**Exercise brief**
Print each line exactly as it is given.

* start Provided entries *

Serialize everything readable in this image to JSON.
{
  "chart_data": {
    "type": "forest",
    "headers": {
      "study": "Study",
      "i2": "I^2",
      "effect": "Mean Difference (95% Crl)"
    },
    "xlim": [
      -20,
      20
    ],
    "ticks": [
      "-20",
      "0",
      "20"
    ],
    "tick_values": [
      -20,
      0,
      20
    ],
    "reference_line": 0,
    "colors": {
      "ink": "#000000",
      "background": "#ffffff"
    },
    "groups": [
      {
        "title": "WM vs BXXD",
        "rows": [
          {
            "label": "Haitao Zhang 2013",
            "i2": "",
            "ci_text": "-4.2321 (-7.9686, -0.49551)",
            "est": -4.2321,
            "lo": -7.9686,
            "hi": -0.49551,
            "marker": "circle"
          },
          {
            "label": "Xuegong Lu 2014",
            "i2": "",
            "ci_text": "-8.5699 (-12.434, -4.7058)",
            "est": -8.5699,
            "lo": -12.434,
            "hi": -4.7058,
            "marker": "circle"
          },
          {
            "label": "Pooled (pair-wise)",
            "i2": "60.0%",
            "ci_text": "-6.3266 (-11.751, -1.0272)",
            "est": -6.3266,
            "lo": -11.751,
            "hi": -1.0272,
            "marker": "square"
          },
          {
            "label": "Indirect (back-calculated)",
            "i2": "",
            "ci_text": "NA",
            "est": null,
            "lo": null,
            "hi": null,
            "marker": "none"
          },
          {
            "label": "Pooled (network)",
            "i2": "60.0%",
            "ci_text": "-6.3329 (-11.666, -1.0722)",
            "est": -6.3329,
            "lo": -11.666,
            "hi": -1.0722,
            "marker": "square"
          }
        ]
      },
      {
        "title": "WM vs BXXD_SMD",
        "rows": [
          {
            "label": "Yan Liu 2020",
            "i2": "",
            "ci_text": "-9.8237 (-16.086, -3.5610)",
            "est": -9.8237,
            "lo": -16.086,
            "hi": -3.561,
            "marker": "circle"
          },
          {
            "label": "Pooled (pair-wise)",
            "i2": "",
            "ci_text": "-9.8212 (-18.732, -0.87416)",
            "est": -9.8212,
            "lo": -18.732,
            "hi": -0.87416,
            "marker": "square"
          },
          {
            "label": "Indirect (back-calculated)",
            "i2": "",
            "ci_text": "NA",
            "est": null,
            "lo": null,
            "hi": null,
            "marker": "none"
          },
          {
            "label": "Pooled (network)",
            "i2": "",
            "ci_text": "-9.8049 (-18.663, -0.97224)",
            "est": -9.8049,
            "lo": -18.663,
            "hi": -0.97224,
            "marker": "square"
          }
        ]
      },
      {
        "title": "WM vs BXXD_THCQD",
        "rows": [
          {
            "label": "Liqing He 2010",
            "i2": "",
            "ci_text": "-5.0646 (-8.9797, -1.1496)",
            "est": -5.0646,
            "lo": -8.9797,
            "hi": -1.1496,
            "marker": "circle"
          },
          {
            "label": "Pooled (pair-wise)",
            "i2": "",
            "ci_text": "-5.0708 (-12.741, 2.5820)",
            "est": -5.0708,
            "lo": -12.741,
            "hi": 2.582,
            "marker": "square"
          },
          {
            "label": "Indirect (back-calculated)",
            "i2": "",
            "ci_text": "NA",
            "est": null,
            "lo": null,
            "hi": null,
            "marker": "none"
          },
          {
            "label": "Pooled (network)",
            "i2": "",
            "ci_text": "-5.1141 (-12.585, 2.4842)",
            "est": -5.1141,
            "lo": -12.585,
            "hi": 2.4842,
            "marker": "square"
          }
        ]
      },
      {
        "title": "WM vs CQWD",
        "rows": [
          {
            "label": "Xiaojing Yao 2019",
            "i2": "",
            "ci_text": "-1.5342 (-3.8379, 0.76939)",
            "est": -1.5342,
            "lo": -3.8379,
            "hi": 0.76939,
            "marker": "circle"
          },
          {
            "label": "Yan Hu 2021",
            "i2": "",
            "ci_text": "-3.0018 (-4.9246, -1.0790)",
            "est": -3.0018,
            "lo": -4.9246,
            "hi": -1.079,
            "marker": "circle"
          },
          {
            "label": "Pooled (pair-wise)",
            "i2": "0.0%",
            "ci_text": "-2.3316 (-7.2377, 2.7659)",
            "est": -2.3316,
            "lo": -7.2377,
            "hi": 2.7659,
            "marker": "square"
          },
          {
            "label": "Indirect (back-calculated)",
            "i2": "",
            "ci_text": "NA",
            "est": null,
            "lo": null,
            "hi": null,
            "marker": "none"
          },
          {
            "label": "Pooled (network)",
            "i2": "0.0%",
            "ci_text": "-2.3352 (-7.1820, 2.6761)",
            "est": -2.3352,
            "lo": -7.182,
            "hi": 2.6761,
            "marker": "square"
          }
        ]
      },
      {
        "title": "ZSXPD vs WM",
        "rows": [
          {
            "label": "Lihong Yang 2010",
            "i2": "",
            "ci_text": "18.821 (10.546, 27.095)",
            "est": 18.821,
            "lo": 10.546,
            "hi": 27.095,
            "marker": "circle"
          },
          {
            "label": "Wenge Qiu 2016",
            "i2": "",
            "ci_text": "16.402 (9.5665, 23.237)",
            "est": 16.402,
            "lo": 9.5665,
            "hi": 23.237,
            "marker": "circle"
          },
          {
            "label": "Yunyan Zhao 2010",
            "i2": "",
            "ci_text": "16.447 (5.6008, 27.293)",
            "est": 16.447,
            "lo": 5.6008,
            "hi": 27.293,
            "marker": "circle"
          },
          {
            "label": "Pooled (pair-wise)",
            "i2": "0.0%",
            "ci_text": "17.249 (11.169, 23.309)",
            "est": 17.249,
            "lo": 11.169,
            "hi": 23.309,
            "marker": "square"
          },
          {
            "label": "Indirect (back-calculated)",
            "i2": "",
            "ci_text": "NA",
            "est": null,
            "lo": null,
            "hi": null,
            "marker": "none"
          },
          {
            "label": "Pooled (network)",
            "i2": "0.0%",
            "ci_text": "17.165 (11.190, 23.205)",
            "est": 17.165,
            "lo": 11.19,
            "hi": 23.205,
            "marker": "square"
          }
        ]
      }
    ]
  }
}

* end Provided entries *

**Complete answer**
Serialize everything readable in this image to JSON.
{
  "chart_data": {
    "type": "forest",
    "headers": {
      "study": "Study",
      "i2": "I^2",
      "effect": "Mean Difference (95% Crl)"
    },
    "xlim": [
      -20,
      20
    ],
    "ticks": [
      "-20",
      "0",
      "20"
    ],
    "tick_values": [
      -20,
      0,
      20
    ],
    "reference_line": 0,
    "colors": {
      "ink": "#000000",
      "background": "#ffffff"
    },
    "groups": [
      {
        "title": "WM vs BXXD",
        "rows": [
          {
            "label": "Haitao Zhang 2013",
            "i2": "",
            "ci_text": "-4.2321 (-7.9686, -0.49551)",
            "est": -4.2321,
            "lo": -7.9686,
            "hi": -0.49551,
            "marker": "circle"
          },
          {
            "label": "Xuegong Lu 2014",
            "i2": "",
            "ci_text": "-8.5699 (-12.434, -4.7058)",
            "est": -8.5699,
            "lo": -12.434,
            "hi": -4.7058,
            "marker": "circle"
          },
          {
            "label": "Pooled (pair-wise)",
            "i2": "60.0%",
            "ci_text": "-6.3266 (-11.751, -1.0272)",
            "est": -6.3266,
            "lo": -11.751,
            "hi": -1.0272,
            "marker": "square"
          },
          {
            "label": "Indirect (back-calculated)",
            "i2": "",
            "ci_text": "NA",
            "est": null,
            "lo": null,
            "hi": null,
            "marker": "none"
          },
          {
            "label": "Pooled (network)",
            "i2": "60.0%",
            "ci_text": "-6.3329 (-11.666, -1.0722)",
            "est": -6.3329,
            "lo": -11.666,
            "hi": -1.0722,
            "marker": "square"
          }
        ]
      },
      {
        "title": "WM vs BXXD_SMD",
        "rows": [
          {
            "label": "Yan Liu 2020",
            "i2": "",
            "ci_text": "-9.8237 (-16.086, -3.5610)",
            "est": -9.8237,
            "lo": -16.086,
            "hi": -3.561,
            "marker": "circle"
          },
          {
            "label": "Pooled (pair-wise)",
            "i2": "",
            "ci_text": "-9.8212 (-18.732, -0.87416)",
            "est": -9.8212,
            "lo": -18.732,
            "hi": -0.87416,
            "marker": "square"
          },
          {
            "label": "Indirect (back-calculated)",
            "i2": "",
            "ci_text": "NA",
            "est": null,
            "lo": null,
            "hi": null,
            "marker": "none"
          },
          {
            "label": "Pooled (network)",
            "i2": "",
            "ci_text": "-9.8049 (-18.663, -0.97224)",
            "est": -9.8049,
            "lo": -18.663,
            "hi": -0.97224,
            "marker": "square"
          }
        ]
      },
      {
        "title": "WM vs BXXD_THCQD",
        "rows": [
          {
            "label": "Liqing He 2010",
            "i2": "",
            "ci_text": "-5.0646 (-8.9797, -1.1496)",
            "est": -5.0646,
            "lo": -8.9797,
            "hi": -1.1496,
            "marker": "circle"
          },
          {
            "label": "Pooled (pair-wise)",
            "i2": "",
            "ci_text": "-5.0708 (-12.741, 2.5820)",
            "est": -5.0708,
            "lo": -12.741,
            "hi": 2.582,
            "marker": "square"
          },
          {
            "label": "Indirect (back-calculated)",
            "i2": "",
            "ci_text": "NA",
            "est": null,
            "lo": null,
            "hi": null,
            "marker": "none"
          },
          {
            "label": "Pooled (network)",
            "i2": "",
            "ci_text": "-5.1141 (-12.585, 2.4842)",
            "est": -5.1141,
            "lo": -12.585,
            "hi": 2.4842,
            "marker": "square"
          }
        ]
      },
      {
        "title": "WM vs CQWD",
        "rows": [
          {
            "label": "Xiaojing Yao 2019",
            "i2": "",
            "ci_text": "-1.5342 (-3.8379, 0.76939)",
            "est": -1.5342,
            "lo": -3.8379,
            "hi": 0.76939,
            "marker": "circle"
          },
          {
            "label": "Yan Hu 2021",
            "i2": "",
            "ci_text": "-3.0018 (-4.9246, -1.0790)",
            "est": -3.0018,
            "lo": -4.9246,
            "hi": -1.079,
            "marker": "circle"
          },
          {
            "label": "Pooled (pair-wise)",
            "i2": "0.0%",
            "ci_text": "-2.3316 (-7.2377, 2.7659)",
            "est": -2.3316,
            "lo": -7.2377,
            "hi": 2.7659,
            "marker": "square"
          },
          {
            "label": "Indirect (back-calculated)",
            "i2": "",
            "ci_text": "NA",
            "est": null,
            "lo": null,
            "hi": null,
            "marker": "none"
          },
          {
            "label": "Pooled (network)",
            "i2": "0.0%",
            "ci_text": "-2.3352 (-7.1820, 2.6761)",
            "est": -2.3352,
            "lo": -7.182,
            "hi": 2.6761,
            "marker": "square"
          }
        ]
      },
      {
        "title": "ZSXPD vs WM",
        "rows": [
          {
            "label": "Lihong Yang 2010",
            "i2": "",
            "ci_text": "18.821 (10.546, 27.095)",
            "est": 18.821,
            "lo": 10.546,
            "hi": 27.095,
            "marker": "circle"
          },
          {
            "label": "Wenge Qiu 2016",
            "i2": "",
            "ci_text": "16.402 (9.5665, 23.237)",
            "est": 16.402,
            "lo": 9.5665,
            "hi": 23.237,
            "marker": "circle"
          },
          {
            "label": "Yunyan Zhao 2010",
            "i2": "",
            "ci_text": "16.447 (5.6008, 27.293)",
            "est": 16.447,
            "lo": 5.6008,
            "hi": 27.293,
            "marker": "circle"
          },
          {
            "label": "Pooled (pair-wise)",
            "i2": "0.0%",
            "ci_text": "17.249 (11.169, 23.309)",
            "est": 17.249,
            "lo": 11.169,
            "hi": 23.309,
            "marker": "square"
          },
          {
            "label": "Indirect (back-calculated)",
            "i2": "",
            "ci_text": "NA",
            "est": null,
            "lo": null,
            "hi": null,
            "marker": "none"
          },
          {
            "label": "Pooled (network)",
            "i2": "0.0%",
            "ci_text": "17.165 (11.190, 23.205)",
            "est": 17.165,
            "lo": 11.19,
            "hi": 23.205,
            "marker": "square"
          }
        ]
      }
    ]
  }
}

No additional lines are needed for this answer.